Required work
Note how many lines hold the string "Chabrier" and give that number without any other words.

Extracted material

· · · ·

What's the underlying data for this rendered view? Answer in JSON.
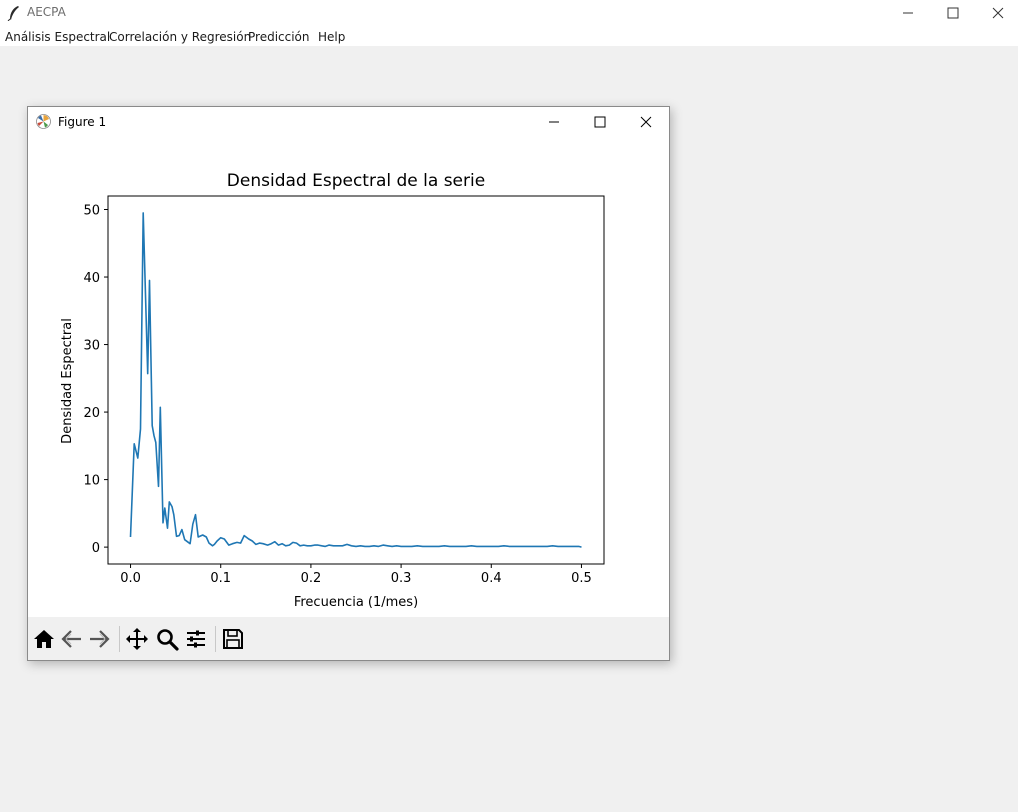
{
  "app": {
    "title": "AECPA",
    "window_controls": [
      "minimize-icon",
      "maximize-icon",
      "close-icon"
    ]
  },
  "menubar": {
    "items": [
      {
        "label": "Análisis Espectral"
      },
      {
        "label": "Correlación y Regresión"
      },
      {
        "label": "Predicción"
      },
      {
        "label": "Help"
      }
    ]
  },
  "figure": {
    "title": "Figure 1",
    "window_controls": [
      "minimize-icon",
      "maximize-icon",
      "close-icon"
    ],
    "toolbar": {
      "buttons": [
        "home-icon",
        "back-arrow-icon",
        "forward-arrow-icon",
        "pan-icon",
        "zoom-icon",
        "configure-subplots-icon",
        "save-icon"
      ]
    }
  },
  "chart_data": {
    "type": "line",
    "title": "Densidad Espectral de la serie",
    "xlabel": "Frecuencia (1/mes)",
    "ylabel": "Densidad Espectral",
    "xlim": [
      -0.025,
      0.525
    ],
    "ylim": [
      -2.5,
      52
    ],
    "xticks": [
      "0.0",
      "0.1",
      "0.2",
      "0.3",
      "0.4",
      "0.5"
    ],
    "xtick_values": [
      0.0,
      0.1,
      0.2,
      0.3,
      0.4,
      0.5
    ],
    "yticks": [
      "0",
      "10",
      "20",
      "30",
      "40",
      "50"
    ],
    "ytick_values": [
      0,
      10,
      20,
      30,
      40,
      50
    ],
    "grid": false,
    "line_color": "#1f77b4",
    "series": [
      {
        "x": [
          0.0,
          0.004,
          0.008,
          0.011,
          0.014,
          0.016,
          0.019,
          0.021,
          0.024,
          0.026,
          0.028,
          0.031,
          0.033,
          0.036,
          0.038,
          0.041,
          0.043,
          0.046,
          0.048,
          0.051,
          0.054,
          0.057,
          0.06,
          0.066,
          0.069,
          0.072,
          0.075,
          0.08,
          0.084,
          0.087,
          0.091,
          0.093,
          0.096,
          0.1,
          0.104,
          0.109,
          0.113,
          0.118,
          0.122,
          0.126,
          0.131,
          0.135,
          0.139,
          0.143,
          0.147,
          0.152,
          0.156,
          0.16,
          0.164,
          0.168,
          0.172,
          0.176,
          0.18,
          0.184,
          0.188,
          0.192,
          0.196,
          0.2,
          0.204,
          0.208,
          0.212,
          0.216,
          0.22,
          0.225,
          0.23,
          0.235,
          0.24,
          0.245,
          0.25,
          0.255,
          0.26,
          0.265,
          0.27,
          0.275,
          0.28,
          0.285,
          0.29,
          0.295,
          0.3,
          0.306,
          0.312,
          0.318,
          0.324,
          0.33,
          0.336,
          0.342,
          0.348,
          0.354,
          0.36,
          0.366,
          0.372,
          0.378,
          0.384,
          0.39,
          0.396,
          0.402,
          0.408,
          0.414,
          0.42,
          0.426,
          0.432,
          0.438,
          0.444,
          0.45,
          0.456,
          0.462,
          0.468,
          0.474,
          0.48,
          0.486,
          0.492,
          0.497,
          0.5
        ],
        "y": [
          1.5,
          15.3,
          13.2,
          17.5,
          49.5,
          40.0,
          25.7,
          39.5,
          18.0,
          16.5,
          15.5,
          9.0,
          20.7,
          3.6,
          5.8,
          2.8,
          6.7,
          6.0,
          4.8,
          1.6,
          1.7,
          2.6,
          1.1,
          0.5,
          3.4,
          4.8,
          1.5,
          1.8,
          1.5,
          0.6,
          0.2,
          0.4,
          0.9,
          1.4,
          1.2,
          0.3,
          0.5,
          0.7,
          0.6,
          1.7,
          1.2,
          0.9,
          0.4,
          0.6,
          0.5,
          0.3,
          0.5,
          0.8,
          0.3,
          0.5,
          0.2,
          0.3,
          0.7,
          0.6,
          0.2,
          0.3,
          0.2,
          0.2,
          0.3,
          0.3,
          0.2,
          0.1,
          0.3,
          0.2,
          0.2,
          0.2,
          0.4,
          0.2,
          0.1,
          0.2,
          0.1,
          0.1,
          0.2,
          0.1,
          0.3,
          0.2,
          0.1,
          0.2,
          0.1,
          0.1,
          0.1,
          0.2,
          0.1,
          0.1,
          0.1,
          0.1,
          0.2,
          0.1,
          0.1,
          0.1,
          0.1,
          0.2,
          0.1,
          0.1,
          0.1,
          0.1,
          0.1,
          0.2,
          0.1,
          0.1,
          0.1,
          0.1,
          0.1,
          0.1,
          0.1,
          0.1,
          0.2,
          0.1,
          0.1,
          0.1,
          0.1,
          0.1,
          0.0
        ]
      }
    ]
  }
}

· · · ·

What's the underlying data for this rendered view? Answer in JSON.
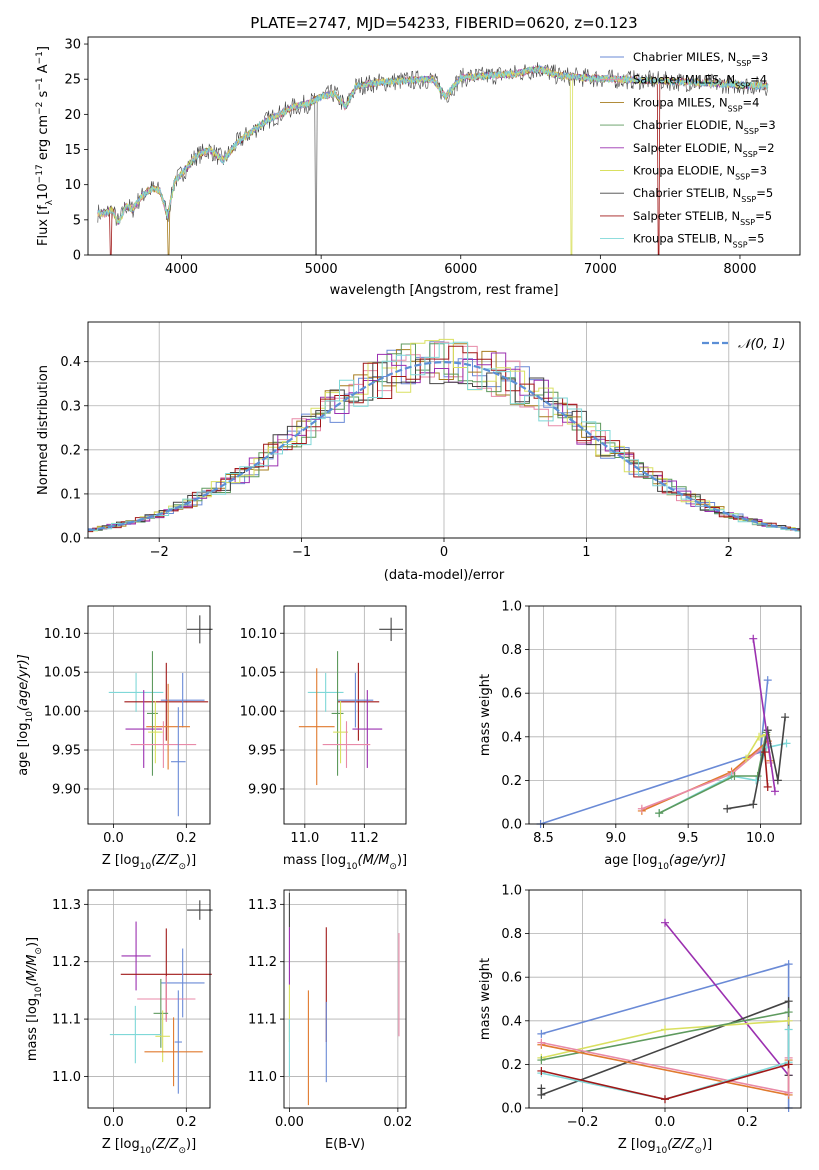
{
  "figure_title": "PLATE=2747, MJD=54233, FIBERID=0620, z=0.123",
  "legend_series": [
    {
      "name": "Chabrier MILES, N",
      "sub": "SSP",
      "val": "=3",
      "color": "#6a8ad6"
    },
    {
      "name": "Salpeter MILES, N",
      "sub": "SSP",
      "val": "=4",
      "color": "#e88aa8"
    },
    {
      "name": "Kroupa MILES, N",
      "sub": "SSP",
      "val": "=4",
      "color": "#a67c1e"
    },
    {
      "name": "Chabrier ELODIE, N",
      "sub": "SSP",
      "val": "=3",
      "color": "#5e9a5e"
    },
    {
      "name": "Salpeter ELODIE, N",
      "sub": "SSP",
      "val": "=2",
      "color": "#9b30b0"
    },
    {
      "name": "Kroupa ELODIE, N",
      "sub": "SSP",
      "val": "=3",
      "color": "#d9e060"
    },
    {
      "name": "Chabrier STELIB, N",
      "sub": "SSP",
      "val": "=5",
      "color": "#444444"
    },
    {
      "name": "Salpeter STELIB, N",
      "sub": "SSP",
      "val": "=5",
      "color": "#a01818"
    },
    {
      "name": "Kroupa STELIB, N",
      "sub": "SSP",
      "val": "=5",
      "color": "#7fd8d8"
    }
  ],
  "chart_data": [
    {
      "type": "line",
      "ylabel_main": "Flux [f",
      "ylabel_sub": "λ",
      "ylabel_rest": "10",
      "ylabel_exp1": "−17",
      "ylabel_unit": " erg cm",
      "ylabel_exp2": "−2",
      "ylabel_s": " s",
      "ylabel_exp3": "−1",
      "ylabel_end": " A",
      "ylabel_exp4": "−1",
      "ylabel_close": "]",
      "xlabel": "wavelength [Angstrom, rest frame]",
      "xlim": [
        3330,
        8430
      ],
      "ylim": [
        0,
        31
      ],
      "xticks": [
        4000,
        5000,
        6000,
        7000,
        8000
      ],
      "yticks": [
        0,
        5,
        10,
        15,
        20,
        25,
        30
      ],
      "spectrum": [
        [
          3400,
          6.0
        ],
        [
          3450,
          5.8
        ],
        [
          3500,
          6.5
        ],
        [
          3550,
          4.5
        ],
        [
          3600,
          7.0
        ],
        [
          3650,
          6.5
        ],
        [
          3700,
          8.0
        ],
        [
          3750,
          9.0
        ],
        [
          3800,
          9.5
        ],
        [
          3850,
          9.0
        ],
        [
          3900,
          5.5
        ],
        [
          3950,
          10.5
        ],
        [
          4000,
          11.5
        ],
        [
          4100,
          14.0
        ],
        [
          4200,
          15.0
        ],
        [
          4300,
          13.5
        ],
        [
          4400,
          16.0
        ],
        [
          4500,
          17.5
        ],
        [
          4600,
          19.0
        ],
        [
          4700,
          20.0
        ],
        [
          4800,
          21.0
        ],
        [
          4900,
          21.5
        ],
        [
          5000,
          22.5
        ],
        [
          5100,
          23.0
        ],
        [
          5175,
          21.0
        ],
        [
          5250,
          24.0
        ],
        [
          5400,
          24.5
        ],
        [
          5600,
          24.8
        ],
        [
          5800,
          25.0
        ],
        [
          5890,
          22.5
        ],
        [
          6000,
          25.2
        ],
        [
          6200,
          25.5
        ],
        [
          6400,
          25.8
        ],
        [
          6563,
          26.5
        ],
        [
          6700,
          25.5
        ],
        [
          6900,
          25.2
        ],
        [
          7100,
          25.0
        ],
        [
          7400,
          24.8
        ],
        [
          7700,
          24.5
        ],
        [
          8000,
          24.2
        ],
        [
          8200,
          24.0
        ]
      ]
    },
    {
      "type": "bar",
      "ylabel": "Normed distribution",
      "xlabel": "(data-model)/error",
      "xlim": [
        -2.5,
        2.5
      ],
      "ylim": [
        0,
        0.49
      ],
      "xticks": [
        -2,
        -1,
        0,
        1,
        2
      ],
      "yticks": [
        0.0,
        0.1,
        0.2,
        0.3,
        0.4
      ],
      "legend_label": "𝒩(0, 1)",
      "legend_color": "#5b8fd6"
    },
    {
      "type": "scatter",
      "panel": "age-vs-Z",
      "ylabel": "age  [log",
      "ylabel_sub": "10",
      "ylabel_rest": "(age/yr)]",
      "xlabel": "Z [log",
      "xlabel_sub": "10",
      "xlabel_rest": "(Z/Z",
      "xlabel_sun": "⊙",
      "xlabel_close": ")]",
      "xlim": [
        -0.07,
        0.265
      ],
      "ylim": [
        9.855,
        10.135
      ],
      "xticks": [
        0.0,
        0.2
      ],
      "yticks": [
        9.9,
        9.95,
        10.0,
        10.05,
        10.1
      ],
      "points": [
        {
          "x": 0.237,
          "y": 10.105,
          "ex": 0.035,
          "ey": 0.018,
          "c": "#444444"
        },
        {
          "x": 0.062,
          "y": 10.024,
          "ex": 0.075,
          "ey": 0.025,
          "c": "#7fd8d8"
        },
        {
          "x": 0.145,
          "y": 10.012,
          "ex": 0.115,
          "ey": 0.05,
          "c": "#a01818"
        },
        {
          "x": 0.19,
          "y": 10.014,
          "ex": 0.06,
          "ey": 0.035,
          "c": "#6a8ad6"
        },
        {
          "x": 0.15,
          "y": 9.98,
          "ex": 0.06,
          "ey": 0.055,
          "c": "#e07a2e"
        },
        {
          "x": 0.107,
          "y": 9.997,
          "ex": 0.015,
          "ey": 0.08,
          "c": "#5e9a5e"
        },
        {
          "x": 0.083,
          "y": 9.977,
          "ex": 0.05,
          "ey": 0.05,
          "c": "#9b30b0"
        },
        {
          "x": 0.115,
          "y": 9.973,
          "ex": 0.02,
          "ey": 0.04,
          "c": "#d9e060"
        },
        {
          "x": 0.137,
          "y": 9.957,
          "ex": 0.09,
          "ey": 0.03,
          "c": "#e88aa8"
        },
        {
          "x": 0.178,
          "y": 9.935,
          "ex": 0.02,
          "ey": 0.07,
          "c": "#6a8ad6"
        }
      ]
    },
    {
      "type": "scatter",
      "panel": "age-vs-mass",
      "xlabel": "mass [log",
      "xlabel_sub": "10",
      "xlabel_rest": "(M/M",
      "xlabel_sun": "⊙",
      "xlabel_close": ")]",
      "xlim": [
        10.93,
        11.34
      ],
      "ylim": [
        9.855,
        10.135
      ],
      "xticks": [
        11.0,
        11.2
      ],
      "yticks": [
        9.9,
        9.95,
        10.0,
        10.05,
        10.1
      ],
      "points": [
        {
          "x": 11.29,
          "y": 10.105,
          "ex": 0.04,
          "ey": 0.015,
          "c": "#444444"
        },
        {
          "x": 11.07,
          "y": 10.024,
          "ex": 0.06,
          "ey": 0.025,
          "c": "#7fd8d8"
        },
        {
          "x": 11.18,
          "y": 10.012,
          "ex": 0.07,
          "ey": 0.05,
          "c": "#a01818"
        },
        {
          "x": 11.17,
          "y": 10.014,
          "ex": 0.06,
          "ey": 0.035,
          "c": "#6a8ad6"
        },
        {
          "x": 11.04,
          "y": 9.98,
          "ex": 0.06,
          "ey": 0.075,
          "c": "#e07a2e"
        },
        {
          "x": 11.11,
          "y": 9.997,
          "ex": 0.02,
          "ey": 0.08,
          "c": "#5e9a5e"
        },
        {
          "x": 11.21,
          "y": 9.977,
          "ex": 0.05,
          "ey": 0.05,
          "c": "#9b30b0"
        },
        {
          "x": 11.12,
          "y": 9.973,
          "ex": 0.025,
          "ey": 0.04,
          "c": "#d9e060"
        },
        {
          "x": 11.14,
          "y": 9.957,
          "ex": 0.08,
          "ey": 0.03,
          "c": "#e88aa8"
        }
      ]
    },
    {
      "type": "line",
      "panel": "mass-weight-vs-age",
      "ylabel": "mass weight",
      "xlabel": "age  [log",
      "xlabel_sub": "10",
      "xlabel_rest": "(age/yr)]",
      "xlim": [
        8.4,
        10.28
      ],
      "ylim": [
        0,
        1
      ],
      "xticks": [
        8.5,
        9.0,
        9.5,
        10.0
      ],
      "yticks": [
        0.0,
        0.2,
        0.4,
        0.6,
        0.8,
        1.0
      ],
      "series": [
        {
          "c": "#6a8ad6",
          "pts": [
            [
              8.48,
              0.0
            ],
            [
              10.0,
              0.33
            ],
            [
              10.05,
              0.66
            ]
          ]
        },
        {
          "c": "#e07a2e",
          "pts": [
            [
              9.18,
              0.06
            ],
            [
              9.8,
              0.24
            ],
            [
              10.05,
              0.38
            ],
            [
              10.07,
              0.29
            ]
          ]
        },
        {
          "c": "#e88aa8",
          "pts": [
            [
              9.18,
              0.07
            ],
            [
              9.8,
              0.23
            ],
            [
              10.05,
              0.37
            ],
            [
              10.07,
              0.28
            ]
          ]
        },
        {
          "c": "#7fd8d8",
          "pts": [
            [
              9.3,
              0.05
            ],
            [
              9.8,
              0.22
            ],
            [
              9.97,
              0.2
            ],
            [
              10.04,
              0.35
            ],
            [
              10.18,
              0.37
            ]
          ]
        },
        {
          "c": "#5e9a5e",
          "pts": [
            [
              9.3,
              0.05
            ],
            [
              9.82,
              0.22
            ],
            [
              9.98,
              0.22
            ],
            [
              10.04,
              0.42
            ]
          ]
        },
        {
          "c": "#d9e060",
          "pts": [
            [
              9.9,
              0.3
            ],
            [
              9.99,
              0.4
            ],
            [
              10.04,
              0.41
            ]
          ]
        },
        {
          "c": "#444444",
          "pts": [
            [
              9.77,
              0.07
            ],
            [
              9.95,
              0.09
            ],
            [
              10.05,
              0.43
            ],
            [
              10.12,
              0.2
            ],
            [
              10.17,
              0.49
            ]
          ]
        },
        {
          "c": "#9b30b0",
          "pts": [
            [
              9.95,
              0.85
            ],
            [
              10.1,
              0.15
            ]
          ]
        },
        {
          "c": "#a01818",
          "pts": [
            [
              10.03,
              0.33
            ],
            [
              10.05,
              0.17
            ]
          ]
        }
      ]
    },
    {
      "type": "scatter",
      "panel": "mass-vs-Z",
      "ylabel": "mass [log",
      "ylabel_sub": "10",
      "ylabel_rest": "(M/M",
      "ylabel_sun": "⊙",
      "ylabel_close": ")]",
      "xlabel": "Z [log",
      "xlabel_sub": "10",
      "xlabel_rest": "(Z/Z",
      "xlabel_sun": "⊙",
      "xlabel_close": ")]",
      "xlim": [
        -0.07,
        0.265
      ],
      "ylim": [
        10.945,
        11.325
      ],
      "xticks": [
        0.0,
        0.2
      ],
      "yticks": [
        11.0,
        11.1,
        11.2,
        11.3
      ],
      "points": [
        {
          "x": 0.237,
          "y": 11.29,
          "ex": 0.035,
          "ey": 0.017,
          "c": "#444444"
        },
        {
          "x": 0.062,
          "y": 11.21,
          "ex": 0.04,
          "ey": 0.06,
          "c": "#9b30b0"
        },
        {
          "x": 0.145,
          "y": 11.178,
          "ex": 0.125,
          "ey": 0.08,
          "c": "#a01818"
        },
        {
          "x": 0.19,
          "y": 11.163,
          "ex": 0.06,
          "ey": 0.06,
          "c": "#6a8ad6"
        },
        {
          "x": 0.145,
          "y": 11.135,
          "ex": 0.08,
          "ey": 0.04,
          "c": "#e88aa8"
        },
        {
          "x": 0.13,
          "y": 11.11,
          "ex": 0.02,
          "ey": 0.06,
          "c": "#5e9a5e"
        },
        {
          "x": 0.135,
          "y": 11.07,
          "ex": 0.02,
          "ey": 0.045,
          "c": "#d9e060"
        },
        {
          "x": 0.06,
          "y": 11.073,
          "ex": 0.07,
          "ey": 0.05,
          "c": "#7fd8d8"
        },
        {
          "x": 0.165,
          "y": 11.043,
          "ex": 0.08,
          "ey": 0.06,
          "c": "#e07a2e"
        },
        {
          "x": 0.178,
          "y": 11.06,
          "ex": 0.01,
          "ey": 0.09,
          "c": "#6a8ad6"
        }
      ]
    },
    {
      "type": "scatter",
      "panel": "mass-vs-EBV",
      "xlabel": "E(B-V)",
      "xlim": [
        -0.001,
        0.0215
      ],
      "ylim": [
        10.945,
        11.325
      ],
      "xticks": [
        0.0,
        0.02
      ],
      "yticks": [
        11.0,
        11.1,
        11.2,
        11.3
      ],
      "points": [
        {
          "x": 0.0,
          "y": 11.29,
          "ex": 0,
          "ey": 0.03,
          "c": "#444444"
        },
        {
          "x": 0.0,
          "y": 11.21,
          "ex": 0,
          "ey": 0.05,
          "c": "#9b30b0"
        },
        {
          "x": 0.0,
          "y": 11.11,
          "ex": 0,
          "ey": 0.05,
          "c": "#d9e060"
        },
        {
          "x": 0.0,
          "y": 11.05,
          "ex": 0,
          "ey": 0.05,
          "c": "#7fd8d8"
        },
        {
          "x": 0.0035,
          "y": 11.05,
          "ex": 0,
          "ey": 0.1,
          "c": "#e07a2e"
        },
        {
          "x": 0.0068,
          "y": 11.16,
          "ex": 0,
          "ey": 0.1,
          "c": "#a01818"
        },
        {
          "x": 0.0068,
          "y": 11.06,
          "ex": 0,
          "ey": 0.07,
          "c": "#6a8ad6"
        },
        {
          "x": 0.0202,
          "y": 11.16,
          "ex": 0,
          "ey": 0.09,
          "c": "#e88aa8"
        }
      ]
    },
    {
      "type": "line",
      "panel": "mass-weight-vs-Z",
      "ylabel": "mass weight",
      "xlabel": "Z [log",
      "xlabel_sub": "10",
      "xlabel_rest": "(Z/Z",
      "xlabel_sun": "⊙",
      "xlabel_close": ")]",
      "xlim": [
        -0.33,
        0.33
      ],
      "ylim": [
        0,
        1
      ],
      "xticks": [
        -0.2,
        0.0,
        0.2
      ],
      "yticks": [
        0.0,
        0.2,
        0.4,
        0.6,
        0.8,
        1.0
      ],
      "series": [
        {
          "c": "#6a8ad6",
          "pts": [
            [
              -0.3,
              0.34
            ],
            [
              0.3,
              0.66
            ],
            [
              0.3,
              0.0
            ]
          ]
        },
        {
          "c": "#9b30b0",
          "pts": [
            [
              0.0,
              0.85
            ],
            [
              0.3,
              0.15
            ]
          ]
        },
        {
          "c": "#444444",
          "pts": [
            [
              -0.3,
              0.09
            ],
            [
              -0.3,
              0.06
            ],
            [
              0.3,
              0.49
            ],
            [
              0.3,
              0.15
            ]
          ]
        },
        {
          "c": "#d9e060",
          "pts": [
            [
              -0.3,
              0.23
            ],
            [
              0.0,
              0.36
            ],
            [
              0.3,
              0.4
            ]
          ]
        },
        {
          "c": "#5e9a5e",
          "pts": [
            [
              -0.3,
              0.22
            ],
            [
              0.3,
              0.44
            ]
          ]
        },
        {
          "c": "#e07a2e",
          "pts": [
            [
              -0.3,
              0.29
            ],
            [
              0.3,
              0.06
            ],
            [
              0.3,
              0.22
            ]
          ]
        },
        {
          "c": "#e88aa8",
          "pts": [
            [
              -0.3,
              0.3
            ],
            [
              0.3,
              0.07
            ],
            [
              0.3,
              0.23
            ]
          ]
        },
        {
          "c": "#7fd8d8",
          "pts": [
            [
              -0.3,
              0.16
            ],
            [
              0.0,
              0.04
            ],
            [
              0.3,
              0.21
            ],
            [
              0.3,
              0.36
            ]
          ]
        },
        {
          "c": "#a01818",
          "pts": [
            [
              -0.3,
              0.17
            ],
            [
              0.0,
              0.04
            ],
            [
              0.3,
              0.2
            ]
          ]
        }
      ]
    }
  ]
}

· · · ·

Output of the task
3